• [What this task involves]
Retype all the records with nothing changed.
## BEGIN Extracted material
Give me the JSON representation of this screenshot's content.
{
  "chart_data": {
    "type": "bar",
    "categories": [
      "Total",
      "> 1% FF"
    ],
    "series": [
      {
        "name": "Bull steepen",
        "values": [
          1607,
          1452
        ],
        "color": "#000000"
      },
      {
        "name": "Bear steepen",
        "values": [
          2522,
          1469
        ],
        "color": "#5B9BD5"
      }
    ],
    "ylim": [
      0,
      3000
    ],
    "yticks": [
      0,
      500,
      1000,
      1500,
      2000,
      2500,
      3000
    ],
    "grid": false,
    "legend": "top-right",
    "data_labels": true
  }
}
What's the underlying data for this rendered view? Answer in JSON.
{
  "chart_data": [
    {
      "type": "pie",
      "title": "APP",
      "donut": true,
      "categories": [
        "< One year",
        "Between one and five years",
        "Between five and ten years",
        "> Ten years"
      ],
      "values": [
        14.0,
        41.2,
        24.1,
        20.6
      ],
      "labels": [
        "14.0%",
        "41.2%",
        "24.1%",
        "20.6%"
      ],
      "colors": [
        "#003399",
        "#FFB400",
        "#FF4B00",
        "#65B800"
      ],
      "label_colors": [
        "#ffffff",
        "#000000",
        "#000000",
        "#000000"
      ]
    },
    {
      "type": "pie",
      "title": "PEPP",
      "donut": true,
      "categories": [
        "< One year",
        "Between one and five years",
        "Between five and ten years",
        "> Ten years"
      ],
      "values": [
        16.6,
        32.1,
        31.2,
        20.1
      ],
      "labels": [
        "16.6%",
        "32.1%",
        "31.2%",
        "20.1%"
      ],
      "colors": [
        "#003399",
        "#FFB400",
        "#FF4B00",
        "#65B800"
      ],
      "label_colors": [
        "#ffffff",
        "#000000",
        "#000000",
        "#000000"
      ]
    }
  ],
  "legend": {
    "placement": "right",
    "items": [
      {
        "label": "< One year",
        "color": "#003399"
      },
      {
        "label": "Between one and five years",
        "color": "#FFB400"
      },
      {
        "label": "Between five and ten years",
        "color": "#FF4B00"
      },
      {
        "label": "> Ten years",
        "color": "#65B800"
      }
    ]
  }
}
## END Extracted material
• [Task result]
Give me the JSON representation of this screenshot's content.
{
  "chart_data": {
    "type": "bar",
    "categories": [
      "Total",
      "> 1% FF"
    ],
    "series": [
      {
        "name": "Bull steepen",
        "values": [
          1607,
          1452
        ],
        "color": "#000000"
      },
      {
        "name": "Bear steepen",
        "values": [
          2522,
          1469
        ],
        "color": "#5B9BD5"
      }
    ],
    "ylim": [
      0,
      3000
    ],
    "yticks": [
      0,
      500,
      1000,
      1500,
      2000,
      2500,
      3000
    ],
    "grid": false,
    "legend": "top-right",
    "data_labels": true
  }
}
What's the underlying data for this rendered view? Answer in JSON.
{
  "chart_data": [
    {
      "type": "pie",
      "title": "APP",
      "donut": true,
      "categories": [
        "< One year",
        "Between one and five years",
        "Between five and ten years",
        "> Ten years"
      ],
      "values": [
        14.0,
        41.2,
        24.1,
        20.6
      ],
      "labels": [
        "14.0%",
        "41.2%",
        "24.1%",
        "20.6%"
      ],
      "colors": [
        "#003399",
        "#FFB400",
        "#FF4B00",
        "#65B800"
      ],
      "label_colors": [
        "#ffffff",
        "#000000",
        "#000000",
        "#000000"
      ]
    },
    {
      "type": "pie",
      "title": "PEPP",
      "donut": true,
      "categories": [
        "< One year",
        "Between one and five years",
        "Between five and ten years",
        "> Ten years"
      ],
      "values": [
        16.6,
        32.1,
        31.2,
        20.1
      ],
      "labels": [
        "16.6%",
        "32.1%",
        "31.2%",
        "20.1%"
      ],
      "colors": [
        "#003399",
        "#FFB400",
        "#FF4B00",
        "#65B800"
      ],
      "label_colors": [
        "#ffffff",
        "#000000",
        "#000000",
        "#000000"
      ]
    }
  ],
  "legend": {
    "placement": "right",
    "items": [
      {
        "label": "< One year",
        "color": "#003399"
      },
      {
        "label": "Between one and five years",
        "color": "#FFB400"
      },
      {
        "label": "Between five and ten years",
        "color": "#FF4B00"
      },
      {
        "label": "> Ten years",
        "color": "#65B800"
      }
    ]
  }
}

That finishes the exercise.